— What is required —
Using the data below, tally the lines that include the string "this". Only the number is wanted.

— Excerpted records —

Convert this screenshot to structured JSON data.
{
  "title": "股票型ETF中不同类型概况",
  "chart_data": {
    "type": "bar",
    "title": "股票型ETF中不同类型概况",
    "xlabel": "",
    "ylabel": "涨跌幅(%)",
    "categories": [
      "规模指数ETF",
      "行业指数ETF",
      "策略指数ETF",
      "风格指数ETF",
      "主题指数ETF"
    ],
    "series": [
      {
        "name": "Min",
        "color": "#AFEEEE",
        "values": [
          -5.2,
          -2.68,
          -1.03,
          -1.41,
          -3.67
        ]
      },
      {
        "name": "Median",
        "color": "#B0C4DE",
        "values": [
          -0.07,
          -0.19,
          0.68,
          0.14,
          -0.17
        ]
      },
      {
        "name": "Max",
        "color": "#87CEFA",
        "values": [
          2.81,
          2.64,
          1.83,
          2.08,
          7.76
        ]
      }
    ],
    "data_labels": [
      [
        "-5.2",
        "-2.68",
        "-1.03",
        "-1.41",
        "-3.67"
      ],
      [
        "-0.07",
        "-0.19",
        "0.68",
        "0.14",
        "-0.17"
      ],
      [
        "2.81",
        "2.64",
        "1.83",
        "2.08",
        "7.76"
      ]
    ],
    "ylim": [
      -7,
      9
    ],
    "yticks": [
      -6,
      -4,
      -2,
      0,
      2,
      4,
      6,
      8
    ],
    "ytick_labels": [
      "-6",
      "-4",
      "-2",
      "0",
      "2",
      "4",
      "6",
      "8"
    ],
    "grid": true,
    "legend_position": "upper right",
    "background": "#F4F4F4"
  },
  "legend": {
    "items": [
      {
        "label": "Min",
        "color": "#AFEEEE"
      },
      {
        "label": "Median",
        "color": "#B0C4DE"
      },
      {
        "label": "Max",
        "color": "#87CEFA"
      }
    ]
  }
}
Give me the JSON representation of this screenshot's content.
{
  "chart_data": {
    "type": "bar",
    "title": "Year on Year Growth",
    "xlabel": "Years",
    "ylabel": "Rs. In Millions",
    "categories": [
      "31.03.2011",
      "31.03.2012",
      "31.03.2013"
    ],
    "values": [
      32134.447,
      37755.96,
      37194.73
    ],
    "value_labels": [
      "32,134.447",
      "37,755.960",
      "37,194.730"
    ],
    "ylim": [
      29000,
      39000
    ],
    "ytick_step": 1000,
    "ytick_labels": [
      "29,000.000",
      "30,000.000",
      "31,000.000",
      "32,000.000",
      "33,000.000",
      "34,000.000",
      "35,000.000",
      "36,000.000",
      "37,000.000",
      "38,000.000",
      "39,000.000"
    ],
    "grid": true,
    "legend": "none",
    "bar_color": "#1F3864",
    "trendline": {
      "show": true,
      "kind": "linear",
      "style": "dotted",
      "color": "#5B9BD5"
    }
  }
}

— Response —
2